Below are the records; copy each line in them that holds the word "grupy".

────────────────

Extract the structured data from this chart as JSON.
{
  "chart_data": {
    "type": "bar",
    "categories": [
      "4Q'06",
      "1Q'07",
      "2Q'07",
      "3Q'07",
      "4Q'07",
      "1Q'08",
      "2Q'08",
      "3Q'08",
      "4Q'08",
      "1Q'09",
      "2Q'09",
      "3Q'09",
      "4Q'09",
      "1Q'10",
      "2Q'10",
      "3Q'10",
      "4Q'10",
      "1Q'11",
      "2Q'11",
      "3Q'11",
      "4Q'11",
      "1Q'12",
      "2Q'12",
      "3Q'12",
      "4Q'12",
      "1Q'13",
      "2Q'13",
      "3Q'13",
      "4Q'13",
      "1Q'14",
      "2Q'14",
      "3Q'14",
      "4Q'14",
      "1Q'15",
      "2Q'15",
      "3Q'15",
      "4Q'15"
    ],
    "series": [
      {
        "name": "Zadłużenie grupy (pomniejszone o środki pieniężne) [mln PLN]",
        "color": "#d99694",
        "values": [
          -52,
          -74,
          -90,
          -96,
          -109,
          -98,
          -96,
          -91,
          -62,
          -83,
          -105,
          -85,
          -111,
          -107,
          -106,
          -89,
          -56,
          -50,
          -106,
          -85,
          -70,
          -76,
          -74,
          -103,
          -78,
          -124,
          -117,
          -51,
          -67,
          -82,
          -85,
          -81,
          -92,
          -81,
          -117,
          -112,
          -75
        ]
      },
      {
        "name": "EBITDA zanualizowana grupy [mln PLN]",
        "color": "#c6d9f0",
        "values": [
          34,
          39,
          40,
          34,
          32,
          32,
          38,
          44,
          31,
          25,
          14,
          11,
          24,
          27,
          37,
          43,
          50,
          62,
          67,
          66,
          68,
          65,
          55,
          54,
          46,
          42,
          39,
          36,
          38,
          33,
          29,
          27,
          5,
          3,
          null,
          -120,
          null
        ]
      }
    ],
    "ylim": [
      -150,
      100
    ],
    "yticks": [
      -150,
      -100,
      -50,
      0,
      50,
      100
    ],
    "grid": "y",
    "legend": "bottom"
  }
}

────────────────

_Answer to the task_:
        "name": "Zadłużenie grupy (pomniejszone o środki pieniężne) [mln PLN]",
        "name": "EBITDA zanualizowana grupy [mln PLN]",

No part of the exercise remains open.